## MATERIAL TO PROCESS
• • • • •
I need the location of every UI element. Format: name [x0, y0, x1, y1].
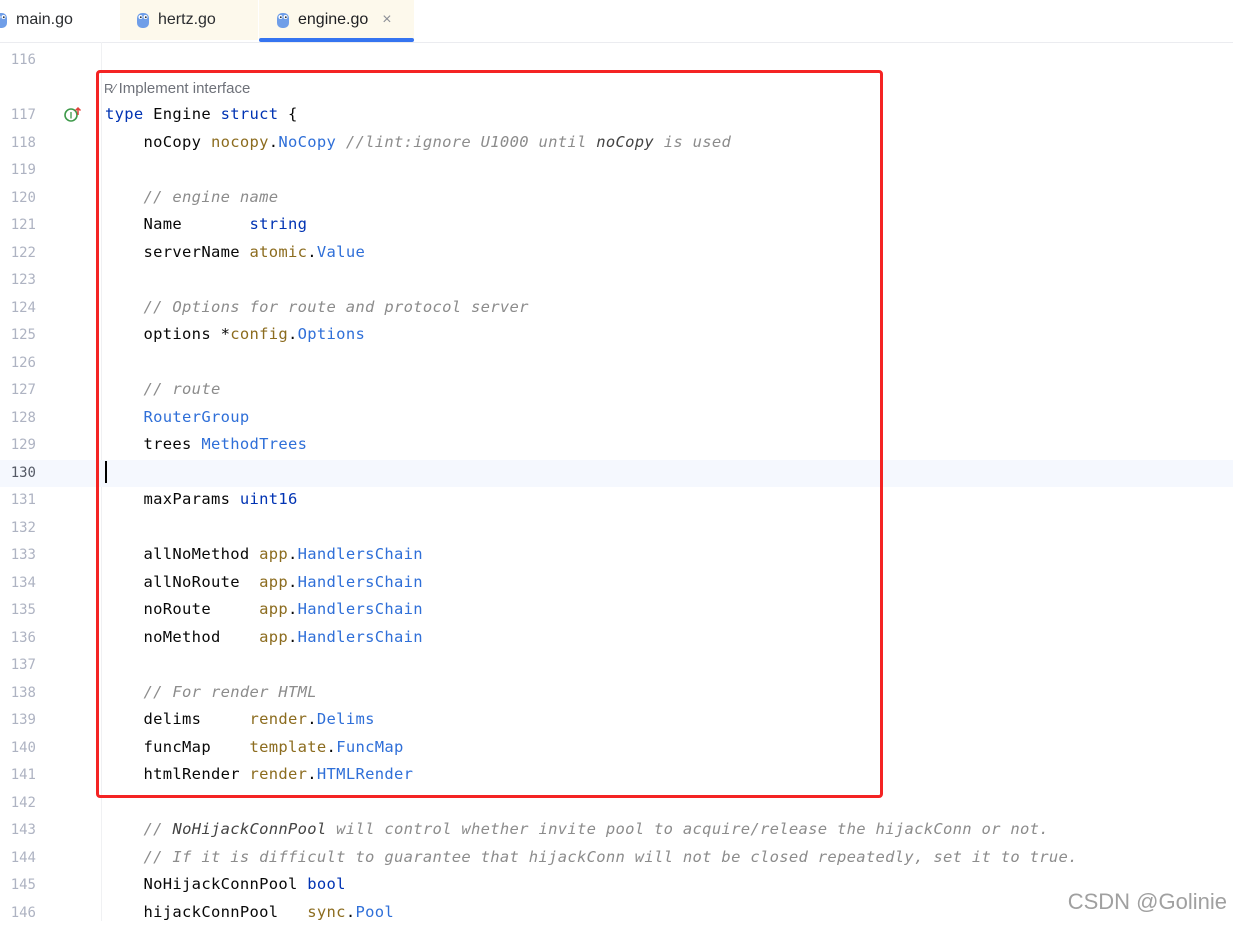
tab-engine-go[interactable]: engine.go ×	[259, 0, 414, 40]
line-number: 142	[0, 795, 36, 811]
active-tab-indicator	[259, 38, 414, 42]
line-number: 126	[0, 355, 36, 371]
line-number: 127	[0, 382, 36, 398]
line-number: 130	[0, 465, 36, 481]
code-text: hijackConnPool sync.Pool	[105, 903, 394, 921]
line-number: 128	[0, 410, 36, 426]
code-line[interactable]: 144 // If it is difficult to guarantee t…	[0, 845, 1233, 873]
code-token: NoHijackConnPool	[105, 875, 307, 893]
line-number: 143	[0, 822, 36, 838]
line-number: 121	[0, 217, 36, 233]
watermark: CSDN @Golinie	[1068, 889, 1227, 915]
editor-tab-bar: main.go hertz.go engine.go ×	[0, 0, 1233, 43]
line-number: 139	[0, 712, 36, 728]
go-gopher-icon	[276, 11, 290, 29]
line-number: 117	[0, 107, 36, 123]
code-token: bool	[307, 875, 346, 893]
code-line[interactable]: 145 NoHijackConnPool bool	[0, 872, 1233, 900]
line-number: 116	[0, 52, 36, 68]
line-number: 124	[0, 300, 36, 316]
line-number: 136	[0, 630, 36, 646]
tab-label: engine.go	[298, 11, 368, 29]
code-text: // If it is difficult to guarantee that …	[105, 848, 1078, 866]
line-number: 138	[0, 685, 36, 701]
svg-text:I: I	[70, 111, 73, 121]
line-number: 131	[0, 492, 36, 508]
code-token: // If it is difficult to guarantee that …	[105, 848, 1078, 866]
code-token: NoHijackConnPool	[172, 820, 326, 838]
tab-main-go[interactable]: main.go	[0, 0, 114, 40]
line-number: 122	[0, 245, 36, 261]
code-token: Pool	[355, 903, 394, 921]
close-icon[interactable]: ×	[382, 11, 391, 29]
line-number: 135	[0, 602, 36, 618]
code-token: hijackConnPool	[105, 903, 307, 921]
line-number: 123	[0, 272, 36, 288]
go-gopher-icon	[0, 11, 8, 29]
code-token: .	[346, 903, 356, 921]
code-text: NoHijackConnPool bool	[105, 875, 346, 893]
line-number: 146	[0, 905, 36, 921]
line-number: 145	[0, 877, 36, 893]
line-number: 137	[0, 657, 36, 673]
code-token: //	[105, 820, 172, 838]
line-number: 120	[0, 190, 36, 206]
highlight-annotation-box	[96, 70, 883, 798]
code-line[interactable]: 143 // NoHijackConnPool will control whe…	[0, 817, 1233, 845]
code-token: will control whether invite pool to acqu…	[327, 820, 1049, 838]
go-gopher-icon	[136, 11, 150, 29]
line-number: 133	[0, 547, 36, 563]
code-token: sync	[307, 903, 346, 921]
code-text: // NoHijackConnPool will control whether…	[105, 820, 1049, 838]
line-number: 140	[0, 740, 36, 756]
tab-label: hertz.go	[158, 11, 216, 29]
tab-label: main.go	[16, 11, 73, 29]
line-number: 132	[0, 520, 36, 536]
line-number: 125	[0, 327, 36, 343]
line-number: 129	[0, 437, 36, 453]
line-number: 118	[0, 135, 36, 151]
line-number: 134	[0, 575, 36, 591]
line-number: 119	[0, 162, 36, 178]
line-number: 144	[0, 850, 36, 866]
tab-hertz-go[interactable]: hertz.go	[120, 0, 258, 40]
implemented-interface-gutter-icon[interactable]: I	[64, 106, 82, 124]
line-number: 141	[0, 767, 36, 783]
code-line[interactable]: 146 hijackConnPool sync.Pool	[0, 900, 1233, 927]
• • • • •
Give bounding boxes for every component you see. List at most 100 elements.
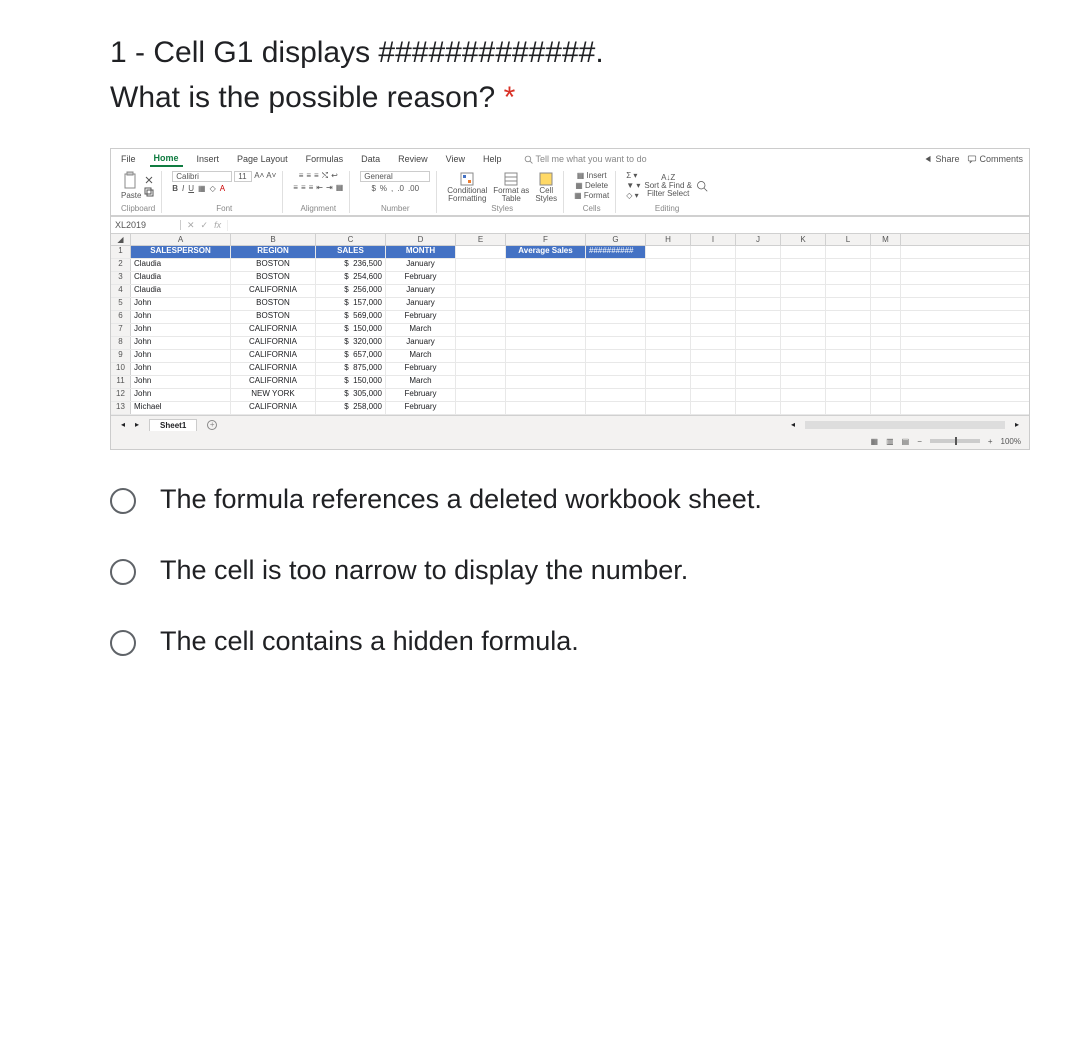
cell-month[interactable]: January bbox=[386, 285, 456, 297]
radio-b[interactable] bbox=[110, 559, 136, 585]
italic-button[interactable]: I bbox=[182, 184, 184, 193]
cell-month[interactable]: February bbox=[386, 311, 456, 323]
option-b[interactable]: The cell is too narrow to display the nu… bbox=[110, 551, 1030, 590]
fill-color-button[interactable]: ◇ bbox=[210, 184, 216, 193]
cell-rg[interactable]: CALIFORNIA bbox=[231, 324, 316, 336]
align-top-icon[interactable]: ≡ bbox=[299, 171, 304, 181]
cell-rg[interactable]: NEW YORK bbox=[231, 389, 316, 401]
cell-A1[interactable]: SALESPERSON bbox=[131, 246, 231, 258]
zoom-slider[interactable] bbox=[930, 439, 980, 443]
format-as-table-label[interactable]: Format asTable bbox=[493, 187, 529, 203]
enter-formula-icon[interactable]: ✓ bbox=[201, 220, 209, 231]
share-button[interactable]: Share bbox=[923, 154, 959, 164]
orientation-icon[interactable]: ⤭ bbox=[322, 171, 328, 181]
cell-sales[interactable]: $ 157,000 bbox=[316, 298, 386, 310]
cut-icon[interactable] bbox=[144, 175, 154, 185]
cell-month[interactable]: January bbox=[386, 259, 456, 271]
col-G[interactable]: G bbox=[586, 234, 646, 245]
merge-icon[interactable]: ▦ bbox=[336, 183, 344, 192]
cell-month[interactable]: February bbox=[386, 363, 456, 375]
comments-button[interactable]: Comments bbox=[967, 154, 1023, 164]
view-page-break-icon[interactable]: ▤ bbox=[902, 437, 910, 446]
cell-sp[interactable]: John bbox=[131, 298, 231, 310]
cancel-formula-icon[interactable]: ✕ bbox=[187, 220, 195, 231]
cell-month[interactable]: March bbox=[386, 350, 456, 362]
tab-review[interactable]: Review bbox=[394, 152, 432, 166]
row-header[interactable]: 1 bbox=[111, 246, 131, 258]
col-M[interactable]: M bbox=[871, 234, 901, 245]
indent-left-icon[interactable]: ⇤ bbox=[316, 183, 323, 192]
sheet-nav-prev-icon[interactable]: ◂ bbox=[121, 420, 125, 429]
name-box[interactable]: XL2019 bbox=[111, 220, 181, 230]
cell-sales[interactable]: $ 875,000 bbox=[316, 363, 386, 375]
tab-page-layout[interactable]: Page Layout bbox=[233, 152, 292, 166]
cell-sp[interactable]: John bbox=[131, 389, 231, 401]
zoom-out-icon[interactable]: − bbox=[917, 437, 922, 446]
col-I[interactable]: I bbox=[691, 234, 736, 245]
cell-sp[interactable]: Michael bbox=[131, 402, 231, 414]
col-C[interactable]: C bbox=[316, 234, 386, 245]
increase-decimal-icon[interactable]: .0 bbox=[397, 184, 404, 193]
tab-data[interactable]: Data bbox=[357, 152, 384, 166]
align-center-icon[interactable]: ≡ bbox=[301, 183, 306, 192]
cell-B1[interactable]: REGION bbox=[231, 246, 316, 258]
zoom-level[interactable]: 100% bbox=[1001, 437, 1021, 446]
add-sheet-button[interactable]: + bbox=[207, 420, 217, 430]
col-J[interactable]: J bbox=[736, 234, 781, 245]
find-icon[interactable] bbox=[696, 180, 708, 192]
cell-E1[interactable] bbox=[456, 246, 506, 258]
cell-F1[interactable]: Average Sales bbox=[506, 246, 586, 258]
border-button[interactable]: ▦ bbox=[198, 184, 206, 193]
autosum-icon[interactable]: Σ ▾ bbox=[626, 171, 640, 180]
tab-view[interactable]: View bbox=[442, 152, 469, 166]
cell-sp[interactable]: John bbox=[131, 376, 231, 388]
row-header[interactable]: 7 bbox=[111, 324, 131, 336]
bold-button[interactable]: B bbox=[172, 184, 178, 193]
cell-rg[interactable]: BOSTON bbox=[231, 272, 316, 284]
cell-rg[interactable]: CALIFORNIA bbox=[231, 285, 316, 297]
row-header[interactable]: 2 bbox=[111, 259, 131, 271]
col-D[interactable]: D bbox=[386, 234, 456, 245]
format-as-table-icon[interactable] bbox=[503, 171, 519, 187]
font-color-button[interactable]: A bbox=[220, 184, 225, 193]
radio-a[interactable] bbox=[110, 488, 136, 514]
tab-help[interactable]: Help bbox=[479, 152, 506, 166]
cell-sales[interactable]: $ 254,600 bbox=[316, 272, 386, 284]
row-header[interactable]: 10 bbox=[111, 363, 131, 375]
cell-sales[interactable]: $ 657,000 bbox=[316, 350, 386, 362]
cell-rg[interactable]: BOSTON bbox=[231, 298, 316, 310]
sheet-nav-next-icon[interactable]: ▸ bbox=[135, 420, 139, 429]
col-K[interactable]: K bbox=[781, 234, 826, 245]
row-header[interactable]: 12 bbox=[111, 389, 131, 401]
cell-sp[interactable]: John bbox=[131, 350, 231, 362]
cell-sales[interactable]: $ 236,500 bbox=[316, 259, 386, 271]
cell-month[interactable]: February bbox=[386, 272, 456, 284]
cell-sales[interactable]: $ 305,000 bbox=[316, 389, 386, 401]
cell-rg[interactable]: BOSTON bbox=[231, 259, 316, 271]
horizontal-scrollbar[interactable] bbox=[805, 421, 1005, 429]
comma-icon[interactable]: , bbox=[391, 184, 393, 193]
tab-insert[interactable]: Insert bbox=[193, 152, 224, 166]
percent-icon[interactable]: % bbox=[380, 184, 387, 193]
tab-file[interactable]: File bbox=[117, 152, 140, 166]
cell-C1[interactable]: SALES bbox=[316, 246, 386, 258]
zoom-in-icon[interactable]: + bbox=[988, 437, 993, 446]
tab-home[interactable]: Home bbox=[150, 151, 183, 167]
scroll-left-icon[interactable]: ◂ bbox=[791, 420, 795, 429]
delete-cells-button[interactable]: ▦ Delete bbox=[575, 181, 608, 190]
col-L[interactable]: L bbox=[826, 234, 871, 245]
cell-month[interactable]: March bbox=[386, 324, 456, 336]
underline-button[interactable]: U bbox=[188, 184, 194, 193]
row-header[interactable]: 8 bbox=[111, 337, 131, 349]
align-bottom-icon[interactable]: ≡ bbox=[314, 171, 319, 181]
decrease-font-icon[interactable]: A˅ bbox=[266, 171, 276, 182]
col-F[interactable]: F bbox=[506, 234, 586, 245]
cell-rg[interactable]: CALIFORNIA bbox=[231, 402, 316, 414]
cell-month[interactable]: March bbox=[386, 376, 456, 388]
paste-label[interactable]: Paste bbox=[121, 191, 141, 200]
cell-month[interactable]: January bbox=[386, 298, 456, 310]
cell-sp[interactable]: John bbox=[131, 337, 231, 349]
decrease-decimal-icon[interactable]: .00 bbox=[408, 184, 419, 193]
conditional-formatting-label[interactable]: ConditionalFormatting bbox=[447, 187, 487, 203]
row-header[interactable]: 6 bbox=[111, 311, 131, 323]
• • • • •
## TASK TO CARRY OUT
Please reproduce everything from the item containing "0, 414, 40]" down to the item containing "822, 36, 838]", with no changes.

## FINISHED TASK
tab-engine-go[interactable]: engine.go ×	[259, 0, 414, 40]
line-number: 142	[0, 795, 36, 811]
active-tab-indicator	[259, 38, 414, 42]
line-number: 126	[0, 355, 36, 371]
line-number: 127	[0, 382, 36, 398]
line-number: 130	[0, 465, 36, 481]
code-text: hijackConnPool sync.Pool	[105, 903, 394, 921]
line-number: 128	[0, 410, 36, 426]
code-line[interactable]: 144 // If it is difficult to guarantee t…	[0, 845, 1233, 873]
code-token: NoHijackConnPool	[105, 875, 307, 893]
line-number: 143	[0, 822, 36, 838]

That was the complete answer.